__WHAT TO PRODUCE__. Reproduce word for word the entries between the line containing "Enumerate the UI" and the line containing "raob-station-marker (937, 367, 955, 385)", both lines included.

__SUPPLIED INFORMATION__.
========================================================================
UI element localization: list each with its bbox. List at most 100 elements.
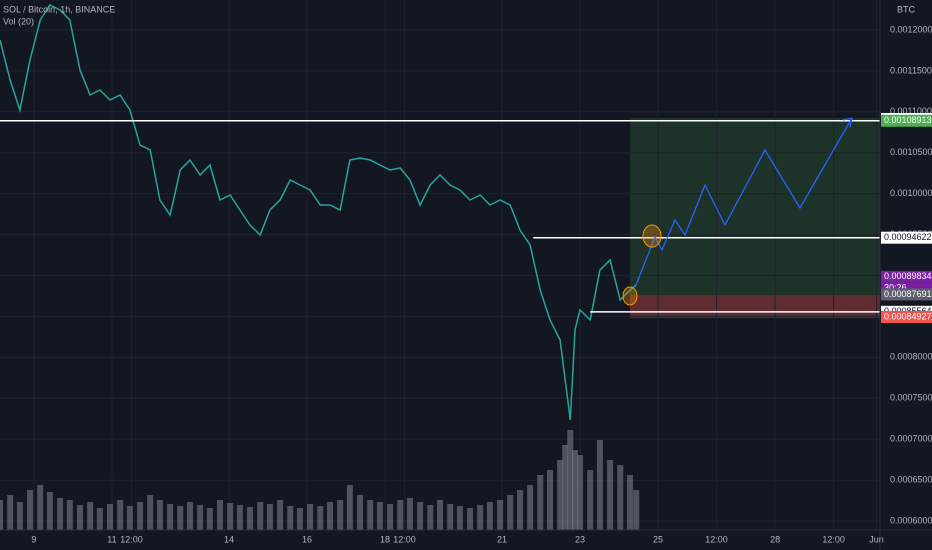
========================================================================
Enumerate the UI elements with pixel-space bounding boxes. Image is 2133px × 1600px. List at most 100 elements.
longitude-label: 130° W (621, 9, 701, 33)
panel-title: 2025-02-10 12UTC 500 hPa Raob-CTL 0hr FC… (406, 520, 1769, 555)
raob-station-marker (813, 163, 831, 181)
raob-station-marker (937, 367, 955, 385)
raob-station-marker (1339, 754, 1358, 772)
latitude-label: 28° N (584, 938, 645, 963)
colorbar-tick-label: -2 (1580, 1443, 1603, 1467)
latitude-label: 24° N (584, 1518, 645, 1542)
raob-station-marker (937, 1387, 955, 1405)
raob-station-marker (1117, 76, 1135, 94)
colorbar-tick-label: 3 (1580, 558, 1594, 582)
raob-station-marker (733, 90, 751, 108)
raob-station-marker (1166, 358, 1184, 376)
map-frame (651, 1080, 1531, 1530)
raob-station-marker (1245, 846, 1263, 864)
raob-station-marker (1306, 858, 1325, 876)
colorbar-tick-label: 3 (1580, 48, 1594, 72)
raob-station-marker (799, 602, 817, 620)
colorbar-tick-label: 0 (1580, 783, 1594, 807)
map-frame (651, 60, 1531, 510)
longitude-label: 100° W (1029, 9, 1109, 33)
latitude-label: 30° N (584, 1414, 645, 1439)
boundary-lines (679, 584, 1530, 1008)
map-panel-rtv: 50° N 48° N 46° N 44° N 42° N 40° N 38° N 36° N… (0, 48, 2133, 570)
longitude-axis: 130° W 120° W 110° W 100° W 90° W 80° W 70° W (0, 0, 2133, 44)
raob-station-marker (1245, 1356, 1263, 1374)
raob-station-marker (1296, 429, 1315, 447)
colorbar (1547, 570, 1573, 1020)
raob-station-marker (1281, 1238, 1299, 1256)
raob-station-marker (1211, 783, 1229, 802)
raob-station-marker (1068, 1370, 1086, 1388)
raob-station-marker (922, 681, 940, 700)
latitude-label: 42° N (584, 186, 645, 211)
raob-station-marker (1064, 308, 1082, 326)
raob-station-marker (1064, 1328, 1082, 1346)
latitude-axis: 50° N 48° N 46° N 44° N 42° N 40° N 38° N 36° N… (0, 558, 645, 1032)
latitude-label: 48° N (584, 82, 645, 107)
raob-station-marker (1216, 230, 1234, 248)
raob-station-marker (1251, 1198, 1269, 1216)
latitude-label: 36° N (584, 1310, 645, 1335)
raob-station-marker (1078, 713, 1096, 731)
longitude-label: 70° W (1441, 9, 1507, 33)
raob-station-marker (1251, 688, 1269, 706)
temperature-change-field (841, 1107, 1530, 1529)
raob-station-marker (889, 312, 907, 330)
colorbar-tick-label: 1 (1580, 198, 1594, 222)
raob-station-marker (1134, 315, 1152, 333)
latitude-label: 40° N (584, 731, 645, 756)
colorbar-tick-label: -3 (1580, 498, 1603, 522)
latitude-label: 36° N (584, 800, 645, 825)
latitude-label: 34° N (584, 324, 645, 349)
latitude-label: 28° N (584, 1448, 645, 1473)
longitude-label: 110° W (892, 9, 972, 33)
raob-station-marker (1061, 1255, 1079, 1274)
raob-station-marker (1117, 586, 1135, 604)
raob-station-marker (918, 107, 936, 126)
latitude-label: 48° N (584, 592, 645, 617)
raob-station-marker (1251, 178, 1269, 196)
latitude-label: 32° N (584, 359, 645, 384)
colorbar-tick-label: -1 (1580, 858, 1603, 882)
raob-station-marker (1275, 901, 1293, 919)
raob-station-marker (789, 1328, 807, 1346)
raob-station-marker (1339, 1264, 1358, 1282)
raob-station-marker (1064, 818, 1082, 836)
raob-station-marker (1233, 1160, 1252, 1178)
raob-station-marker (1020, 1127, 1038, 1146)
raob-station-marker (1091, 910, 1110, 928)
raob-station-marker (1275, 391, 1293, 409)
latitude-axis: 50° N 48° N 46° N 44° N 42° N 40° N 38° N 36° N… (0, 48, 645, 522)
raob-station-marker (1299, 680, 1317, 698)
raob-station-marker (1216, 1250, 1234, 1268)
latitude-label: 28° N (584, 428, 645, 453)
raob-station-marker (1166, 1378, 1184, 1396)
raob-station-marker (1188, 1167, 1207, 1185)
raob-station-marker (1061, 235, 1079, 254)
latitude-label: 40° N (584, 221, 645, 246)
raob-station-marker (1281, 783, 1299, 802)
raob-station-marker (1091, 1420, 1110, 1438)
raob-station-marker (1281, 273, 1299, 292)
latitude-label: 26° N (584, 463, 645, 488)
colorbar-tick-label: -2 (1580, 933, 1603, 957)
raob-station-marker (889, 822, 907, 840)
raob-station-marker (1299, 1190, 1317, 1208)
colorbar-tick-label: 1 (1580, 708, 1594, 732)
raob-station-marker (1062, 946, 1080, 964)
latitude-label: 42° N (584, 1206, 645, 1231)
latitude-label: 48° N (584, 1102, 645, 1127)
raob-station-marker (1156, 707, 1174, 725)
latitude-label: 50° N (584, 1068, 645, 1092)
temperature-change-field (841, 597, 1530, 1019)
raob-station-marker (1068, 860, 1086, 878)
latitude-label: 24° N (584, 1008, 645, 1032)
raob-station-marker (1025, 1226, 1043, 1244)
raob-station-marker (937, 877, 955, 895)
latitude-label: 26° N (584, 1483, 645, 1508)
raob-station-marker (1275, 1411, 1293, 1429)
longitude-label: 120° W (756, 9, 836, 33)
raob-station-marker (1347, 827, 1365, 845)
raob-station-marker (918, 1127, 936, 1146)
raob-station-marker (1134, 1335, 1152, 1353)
========================================================================
__REPLY__.
Enumerate the UI elements with pixel-space bounding boxes. Image is 2133px × 1600px. List at most 100 elements.
longitude-label: 130° W (621, 9, 701, 33)
panel-title: 2025-02-10 12UTC 500 hPa Raob-CTL 0hr FC… (406, 520, 1769, 555)
raob-station-marker (813, 163, 831, 181)
raob-station-marker (937, 367, 955, 385)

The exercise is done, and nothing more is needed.